## [RECORDED INFORMATION]
######
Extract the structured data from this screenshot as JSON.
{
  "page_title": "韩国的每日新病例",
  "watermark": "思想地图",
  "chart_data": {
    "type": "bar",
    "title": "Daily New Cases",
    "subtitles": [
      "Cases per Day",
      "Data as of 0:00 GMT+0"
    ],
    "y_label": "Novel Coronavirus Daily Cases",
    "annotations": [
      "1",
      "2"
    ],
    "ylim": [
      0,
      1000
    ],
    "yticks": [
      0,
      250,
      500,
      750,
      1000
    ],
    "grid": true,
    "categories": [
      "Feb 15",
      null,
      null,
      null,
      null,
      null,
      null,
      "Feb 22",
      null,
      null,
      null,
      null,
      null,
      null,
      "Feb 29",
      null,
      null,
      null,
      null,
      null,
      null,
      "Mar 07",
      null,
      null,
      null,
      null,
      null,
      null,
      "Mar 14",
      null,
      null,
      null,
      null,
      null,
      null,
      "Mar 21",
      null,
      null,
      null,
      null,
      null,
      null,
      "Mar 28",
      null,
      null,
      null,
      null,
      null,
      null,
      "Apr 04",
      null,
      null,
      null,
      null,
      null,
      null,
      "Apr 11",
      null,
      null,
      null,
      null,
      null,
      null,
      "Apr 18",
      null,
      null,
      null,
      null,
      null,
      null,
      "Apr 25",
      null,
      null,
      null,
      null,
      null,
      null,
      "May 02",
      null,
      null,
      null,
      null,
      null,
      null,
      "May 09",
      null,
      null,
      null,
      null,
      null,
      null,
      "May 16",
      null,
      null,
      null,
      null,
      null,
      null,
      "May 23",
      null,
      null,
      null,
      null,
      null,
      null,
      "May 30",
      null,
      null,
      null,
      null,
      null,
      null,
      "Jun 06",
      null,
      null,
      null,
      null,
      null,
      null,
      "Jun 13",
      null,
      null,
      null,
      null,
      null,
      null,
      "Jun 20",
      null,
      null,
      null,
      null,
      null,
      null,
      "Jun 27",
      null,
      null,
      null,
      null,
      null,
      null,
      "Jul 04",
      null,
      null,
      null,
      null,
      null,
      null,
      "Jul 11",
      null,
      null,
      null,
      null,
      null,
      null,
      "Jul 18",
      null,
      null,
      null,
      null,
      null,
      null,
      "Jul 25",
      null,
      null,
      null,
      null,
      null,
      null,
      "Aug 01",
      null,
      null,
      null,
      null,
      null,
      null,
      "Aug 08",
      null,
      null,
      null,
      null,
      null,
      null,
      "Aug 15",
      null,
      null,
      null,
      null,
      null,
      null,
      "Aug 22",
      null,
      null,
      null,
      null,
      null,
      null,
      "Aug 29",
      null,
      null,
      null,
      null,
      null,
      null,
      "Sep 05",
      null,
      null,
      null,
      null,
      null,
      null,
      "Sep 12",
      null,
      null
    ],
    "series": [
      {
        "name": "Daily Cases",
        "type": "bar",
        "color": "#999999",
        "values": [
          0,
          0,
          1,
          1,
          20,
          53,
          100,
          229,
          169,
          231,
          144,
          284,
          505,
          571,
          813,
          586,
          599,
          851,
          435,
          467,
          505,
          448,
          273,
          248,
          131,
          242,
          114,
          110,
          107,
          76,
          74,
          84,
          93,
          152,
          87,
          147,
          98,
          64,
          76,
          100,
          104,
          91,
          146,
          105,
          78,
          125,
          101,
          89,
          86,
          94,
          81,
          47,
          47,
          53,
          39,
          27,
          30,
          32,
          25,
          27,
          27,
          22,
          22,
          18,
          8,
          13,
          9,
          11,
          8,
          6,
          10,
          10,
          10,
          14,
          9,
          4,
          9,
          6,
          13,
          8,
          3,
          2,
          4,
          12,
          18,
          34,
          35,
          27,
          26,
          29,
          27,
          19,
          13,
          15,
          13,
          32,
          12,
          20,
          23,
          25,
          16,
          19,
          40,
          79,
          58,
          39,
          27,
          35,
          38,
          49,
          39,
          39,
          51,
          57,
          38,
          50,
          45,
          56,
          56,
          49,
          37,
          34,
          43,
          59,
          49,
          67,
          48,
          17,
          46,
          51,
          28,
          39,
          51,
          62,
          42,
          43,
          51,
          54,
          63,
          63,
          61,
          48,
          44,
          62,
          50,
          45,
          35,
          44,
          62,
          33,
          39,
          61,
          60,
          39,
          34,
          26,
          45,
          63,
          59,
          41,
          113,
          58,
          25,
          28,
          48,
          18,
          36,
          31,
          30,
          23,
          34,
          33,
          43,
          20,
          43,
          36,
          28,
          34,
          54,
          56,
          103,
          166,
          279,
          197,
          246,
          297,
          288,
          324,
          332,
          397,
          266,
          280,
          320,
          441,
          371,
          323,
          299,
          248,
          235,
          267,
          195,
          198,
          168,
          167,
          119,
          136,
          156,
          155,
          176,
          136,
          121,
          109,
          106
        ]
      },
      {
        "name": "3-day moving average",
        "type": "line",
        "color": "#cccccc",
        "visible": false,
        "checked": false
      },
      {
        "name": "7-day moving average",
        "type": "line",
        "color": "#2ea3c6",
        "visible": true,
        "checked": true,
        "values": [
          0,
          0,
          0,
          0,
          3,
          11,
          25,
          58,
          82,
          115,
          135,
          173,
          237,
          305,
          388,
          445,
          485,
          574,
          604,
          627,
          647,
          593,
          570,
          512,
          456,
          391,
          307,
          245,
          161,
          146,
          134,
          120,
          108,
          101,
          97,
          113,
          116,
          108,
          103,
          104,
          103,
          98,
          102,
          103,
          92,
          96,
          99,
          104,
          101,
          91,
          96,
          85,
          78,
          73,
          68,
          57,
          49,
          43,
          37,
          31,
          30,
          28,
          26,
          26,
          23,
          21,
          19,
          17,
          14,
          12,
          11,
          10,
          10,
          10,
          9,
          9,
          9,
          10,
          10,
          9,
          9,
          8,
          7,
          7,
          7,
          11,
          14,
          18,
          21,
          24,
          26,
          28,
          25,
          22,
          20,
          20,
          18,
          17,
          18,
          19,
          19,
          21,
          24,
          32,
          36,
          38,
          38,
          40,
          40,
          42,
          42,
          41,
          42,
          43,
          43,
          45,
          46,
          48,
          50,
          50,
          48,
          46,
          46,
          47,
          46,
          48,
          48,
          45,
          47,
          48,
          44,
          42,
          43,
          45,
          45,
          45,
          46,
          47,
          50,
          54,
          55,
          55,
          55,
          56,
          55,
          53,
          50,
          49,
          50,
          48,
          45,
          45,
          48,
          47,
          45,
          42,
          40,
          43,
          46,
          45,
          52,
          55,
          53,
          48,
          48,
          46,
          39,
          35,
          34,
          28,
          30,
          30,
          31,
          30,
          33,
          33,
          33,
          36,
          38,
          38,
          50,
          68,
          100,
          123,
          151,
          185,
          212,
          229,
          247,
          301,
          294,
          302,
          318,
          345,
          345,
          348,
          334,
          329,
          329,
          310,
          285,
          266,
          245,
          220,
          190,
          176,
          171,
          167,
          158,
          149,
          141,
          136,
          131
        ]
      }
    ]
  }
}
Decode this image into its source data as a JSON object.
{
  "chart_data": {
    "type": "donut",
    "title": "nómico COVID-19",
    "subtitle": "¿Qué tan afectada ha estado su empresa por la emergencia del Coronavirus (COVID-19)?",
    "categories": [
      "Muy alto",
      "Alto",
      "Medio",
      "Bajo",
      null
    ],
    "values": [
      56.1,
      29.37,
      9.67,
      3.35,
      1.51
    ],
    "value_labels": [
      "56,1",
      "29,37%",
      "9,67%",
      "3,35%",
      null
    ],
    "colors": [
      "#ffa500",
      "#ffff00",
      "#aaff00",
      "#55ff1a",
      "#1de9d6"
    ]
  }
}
######
## [EXERCISE OBJECTIVE]
A word-for-word copy of the data is what should be returned.

## [RESULT OF THE EXERCISE]
Extract the structured data from this screenshot as JSON.
{
  "page_title": "韩国的每日新病例",
  "watermark": "思想地图",
  "chart_data": {
    "type": "bar",
    "title": "Daily New Cases",
    "subtitles": [
      "Cases per Day",
      "Data as of 0:00 GMT+0"
    ],
    "y_label": "Novel Coronavirus Daily Cases",
    "annotations": [
      "1",
      "2"
    ],
    "ylim": [
      0,
      1000
    ],
    "yticks": [
      0,
      250,
      500,
      750,
      1000
    ],
    "grid": true,
    "categories": [
      "Feb 15",
      null,
      null,
      null,
      null,
      null,
      null,
      "Feb 22",
      null,
      null,
      null,
      null,
      null,
      null,
      "Feb 29",
      null,
      null,
      null,
      null,
      null,
      null,
      "Mar 07",
      null,
      null,
      null,
      null,
      null,
      null,
      "Mar 14",
      null,
      null,
      null,
      null,
      null,
      null,
      "Mar 21",
      null,
      null,
      null,
      null,
      null,
      null,
      "Mar 28",
      null,
      null,
      null,
      null,
      null,
      null,
      "Apr 04",
      null,
      null,
      null,
      null,
      null,
      null,
      "Apr 11",
      null,
      null,
      null,
      null,
      null,
      null,
      "Apr 18",
      null,
      null,
      null,
      null,
      null,
      null,
      "Apr 25",
      null,
      null,
      null,
      null,
      null,
      null,
      "May 02",
      null,
      null,
      null,
      null,
      null,
      null,
      "May 09",
      null,
      null,
      null,
      null,
      null,
      null,
      "May 16",
      null,
      null,
      null,
      null,
      null,
      null,
      "May 23",
      null,
      null,
      null,
      null,
      null,
      null,
      "May 30",
      null,
      null,
      null,
      null,
      null,
      null,
      "Jun 06",
      null,
      null,
      null,
      null,
      null,
      null,
      "Jun 13",
      null,
      null,
      null,
      null,
      null,
      null,
      "Jun 20",
      null,
      null,
      null,
      null,
      null,
      null,
      "Jun 27",
      null,
      null,
      null,
      null,
      null,
      null,
      "Jul 04",
      null,
      null,
      null,
      null,
      null,
      null,
      "Jul 11",
      null,
      null,
      null,
      null,
      null,
      null,
      "Jul 18",
      null,
      null,
      null,
      null,
      null,
      null,
      "Jul 25",
      null,
      null,
      null,
      null,
      null,
      null,
      "Aug 01",
      null,
      null,
      null,
      null,
      null,
      null,
      "Aug 08",
      null,
      null,
      null,
      null,
      null,
      null,
      "Aug 15",
      null,
      null,
      null,
      null,
      null,
      null,
      "Aug 22",
      null,
      null,
      null,
      null,
      null,
      null,
      "Aug 29",
      null,
      null,
      null,
      null,
      null,
      null,
      "Sep 05",
      null,
      null,
      null,
      null,
      null,
      null,
      "Sep 12",
      null,
      null
    ],
    "series": [
      {
        "name": "Daily Cases",
        "type": "bar",
        "color": "#999999",
        "values": [
          0,
          0,
          1,
          1,
          20,
          53,
          100,
          229,
          169,
          231,
          144,
          284,
          505,
          571,
          813,
          586,
          599,
          851,
          435,
          467,
          505,
          448,
          273,
          248,
          131,
          242,
          114,
          110,
          107,
          76,
          74,
          84,
          93,
          152,
          87,
          147,
          98,
          64,
          76,
          100,
          104,
          91,
          146,
          105,
          78,
          125,
          101,
          89,
          86,
          94,
          81,
          47,
          47,
          53,
          39,
          27,
          30,
          32,
          25,
          27,
          27,
          22,
          22,
          18,
          8,
          13,
          9,
          11,
          8,
          6,
          10,
          10,
          10,
          14,
          9,
          4,
          9,
          6,
          13,
          8,
          3,
          2,
          4,
          12,
          18,
          34,
          35,
          27,
          26,
          29,
          27,
          19,
          13,
          15,
          13,
          32,
          12,
          20,
          23,
          25,
          16,
          19,
          40,
          79,
          58,
          39,
          27,
          35,
          38,
          49,
          39,
          39,
          51,
          57,
          38,
          50,
          45,
          56,
          56,
          49,
          37,
          34,
          43,
          59,
          49,
          67,
          48,
          17,
          46,
          51,
          28,
          39,
          51,
          62,
          42,
          43,
          51,
          54,
          63,
          63,
          61,
          48,
          44,
          62,
          50,
          45,
          35,
          44,
          62,
          33,
          39,
          61,
          60,
          39,
          34,
          26,
          45,
          63,
          59,
          41,
          113,
          58,
          25,
          28,
          48,
          18,
          36,
          31,
          30,
          23,
          34,
          33,
          43,
          20,
          43,
          36,
          28,
          34,
          54,
          56,
          103,
          166,
          279,
          197,
          246,
          297,
          288,
          324,
          332,
          397,
          266,
          280,
          320,
          441,
          371,
          323,
          299,
          248,
          235,
          267,
          195,
          198,
          168,
          167,
          119,
          136,
          156,
          155,
          176,
          136,
          121,
          109,
          106
        ]
      },
      {
        "name": "3-day moving average",
        "type": "line",
        "color": "#cccccc",
        "visible": false,
        "checked": false
      },
      {
        "name": "7-day moving average",
        "type": "line",
        "color": "#2ea3c6",
        "visible": true,
        "checked": true,
        "values": [
          0,
          0,
          0,
          0,
          3,
          11,
          25,
          58,
          82,
          115,
          135,
          173,
          237,
          305,
          388,
          445,
          485,
          574,
          604,
          627,
          647,
          593,
          570,
          512,
          456,
          391,
          307,
          245,
          161,
          146,
          134,
          120,
          108,
          101,
          97,
          113,
          116,
          108,
          103,
          104,
          103,
          98,
          102,
          103,
          92,
          96,
          99,
          104,
          101,
          91,
          96,
          85,
          78,
          73,
          68,
          57,
          49,
          43,
          37,
          31,
          30,
          28,
          26,
          26,
          23,
          21,
          19,
          17,
          14,
          12,
          11,
          10,
          10,
          10,
          9,
          9,
          9,
          10,
          10,
          9,
          9,
          8,
          7,
          7,
          7,
          11,
          14,
          18,
          21,
          24,
          26,
          28,
          25,
          22,
          20,
          20,
          18,
          17,
          18,
          19,
          19,
          21,
          24,
          32,
          36,
          38,
          38,
          40,
          40,
          42,
          42,
          41,
          42,
          43,
          43,
          45,
          46,
          48,
          50,
          50,
          48,
          46,
          46,
          47,
          46,
          48,
          48,
          45,
          47,
          48,
          44,
          42,
          43,
          45,
          45,
          45,
          46,
          47,
          50,
          54,
          55,
          55,
          55,
          56,
          55,
          53,
          50,
          49,
          50,
          48,
          45,
          45,
          48,
          47,
          45,
          42,
          40,
          43,
          46,
          45,
          52,
          55,
          53,
          48,
          48,
          46,
          39,
          35,
          34,
          28,
          30,
          30,
          31,
          30,
          33,
          33,
          33,
          36,
          38,
          38,
          50,
          68,
          100,
          123,
          151,
          185,
          212,
          229,
          247,
          301,
          294,
          302,
          318,
          345,
          345,
          348,
          334,
          329,
          329,
          310,
          285,
          266,
          245,
          220,
          190,
          176,
          171,
          167,
          158,
          149,
          141,
          136,
          131
        ]
      }
    ]
  }
}
Decode this image into its source data as a JSON object.
{
  "chart_data": {
    "type": "donut",
    "title": "nómico COVID-19",
    "subtitle": "¿Qué tan afectada ha estado su empresa por la emergencia del Coronavirus (COVID-19)?",
    "categories": [
      "Muy alto",
      "Alto",
      "Medio",
      "Bajo",
      null
    ],
    "values": [
      56.1,
      29.37,
      9.67,
      3.35,
      1.51
    ],
    "value_labels": [
      "56,1",
      "29,37%",
      "9,67%",
      "3,35%",
      null
    ],
    "colors": [
      "#ffa500",
      "#ffff00",
      "#aaff00",
      "#55ff1a",
      "#1de9d6"
    ]
  }
}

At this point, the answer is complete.